◆ **STATED PROBLEM**:
Search the material and gather each line with "content" in it.

Extracts from a graphics dataset
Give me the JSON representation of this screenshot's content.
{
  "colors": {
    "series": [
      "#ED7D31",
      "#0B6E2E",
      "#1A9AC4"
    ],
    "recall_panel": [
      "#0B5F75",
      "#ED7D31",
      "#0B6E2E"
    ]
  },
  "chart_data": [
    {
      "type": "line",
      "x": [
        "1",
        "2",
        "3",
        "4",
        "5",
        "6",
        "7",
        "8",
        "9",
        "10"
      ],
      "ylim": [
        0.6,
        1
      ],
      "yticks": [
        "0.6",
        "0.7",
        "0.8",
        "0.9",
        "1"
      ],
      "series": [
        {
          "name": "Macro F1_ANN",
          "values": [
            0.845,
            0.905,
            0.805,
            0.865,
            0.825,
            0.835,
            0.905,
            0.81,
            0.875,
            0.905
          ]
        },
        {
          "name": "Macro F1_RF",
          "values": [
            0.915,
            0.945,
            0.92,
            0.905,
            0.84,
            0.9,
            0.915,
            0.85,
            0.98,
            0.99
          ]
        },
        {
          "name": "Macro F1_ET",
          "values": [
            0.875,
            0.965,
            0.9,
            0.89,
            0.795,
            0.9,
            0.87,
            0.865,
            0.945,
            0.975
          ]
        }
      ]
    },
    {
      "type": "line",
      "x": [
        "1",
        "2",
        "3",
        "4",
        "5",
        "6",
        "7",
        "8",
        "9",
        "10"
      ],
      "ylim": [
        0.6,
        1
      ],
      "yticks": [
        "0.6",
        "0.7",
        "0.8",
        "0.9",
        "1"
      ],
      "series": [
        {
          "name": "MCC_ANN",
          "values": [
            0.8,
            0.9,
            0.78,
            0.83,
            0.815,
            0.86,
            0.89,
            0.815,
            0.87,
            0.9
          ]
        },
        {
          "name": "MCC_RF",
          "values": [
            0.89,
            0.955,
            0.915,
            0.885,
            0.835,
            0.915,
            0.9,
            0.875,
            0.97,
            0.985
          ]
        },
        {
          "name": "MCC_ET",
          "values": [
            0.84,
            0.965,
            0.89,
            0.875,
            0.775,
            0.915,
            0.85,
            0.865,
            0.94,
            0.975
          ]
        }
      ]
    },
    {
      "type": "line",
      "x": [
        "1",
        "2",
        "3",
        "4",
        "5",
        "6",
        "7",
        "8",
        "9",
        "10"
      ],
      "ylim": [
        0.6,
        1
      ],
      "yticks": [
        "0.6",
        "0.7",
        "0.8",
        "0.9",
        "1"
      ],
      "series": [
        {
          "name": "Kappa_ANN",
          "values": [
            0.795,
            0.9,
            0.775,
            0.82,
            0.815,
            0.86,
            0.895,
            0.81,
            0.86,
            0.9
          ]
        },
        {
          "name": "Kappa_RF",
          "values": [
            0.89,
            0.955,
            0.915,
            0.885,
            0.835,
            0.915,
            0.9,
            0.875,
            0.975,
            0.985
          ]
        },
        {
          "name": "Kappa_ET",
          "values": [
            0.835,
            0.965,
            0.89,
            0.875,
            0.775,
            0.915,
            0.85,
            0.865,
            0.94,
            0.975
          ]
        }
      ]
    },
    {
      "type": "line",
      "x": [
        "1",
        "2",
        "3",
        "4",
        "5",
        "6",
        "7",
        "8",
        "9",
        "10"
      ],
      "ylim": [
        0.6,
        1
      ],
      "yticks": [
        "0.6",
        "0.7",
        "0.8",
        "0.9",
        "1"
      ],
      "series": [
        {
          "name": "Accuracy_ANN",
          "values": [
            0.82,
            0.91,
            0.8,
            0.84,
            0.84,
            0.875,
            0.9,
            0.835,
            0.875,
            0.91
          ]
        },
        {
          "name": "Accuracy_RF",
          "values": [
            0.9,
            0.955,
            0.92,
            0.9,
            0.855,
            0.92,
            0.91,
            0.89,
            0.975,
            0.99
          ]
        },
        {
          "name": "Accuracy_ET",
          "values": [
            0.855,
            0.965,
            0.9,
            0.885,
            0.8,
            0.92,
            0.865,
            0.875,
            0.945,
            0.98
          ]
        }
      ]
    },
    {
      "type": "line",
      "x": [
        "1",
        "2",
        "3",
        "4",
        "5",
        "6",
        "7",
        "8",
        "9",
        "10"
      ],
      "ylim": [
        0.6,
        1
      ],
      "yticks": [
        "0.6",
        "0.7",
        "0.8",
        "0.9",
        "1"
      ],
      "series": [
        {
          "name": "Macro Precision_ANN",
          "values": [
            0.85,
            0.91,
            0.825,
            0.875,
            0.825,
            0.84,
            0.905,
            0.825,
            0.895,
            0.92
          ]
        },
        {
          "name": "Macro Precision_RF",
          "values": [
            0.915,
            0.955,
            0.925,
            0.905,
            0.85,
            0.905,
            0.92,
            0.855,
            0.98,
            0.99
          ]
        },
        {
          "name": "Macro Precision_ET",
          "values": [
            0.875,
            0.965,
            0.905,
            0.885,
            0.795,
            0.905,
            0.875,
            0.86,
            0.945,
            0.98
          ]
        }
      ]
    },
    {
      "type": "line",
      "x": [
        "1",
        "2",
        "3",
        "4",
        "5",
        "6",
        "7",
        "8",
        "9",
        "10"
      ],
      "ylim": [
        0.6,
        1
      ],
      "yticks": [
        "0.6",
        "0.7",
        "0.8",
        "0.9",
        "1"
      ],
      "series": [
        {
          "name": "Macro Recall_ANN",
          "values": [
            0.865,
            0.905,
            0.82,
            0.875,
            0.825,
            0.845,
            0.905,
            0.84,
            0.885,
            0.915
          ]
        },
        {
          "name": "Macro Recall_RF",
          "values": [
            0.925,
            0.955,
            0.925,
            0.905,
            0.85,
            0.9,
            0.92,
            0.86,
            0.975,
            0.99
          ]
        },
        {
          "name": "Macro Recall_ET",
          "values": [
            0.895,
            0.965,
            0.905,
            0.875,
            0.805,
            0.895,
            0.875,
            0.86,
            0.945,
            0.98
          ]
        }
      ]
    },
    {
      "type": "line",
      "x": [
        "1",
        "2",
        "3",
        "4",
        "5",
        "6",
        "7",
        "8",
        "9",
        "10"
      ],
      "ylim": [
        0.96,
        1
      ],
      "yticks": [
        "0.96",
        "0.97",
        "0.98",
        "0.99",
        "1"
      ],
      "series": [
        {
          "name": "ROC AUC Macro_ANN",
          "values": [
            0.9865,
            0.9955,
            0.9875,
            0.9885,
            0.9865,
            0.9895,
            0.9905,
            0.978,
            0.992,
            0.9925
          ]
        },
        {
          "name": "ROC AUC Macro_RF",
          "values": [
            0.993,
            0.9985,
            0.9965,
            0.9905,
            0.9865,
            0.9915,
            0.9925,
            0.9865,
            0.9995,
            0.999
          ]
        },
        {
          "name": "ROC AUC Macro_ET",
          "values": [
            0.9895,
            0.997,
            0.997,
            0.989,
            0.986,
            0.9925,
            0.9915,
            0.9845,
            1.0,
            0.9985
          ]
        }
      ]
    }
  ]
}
---
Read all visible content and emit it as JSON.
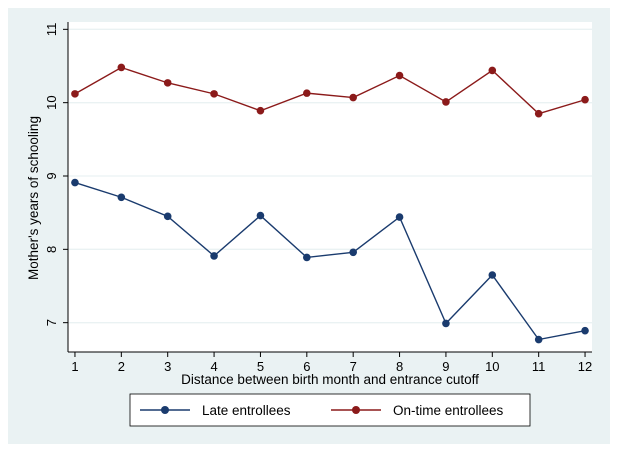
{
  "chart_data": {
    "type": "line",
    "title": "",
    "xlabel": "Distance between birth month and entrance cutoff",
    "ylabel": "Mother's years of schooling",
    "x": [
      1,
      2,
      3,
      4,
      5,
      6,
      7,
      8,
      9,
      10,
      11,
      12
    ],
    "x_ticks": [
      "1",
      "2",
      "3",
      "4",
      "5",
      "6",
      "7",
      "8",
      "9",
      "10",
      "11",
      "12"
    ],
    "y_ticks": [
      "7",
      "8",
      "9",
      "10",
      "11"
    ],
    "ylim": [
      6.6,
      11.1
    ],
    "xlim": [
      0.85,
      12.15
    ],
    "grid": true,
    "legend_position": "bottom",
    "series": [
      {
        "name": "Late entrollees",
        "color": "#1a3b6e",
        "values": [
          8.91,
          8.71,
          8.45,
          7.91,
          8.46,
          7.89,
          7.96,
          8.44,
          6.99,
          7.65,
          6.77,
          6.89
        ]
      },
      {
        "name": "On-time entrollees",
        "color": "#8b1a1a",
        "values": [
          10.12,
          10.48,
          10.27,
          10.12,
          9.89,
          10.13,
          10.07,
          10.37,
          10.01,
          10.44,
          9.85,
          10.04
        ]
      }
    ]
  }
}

◆ **TASK OUTPUT**:
Give me the JSON representation of this screenshot's content.
Read all visible content and emit it as JSON.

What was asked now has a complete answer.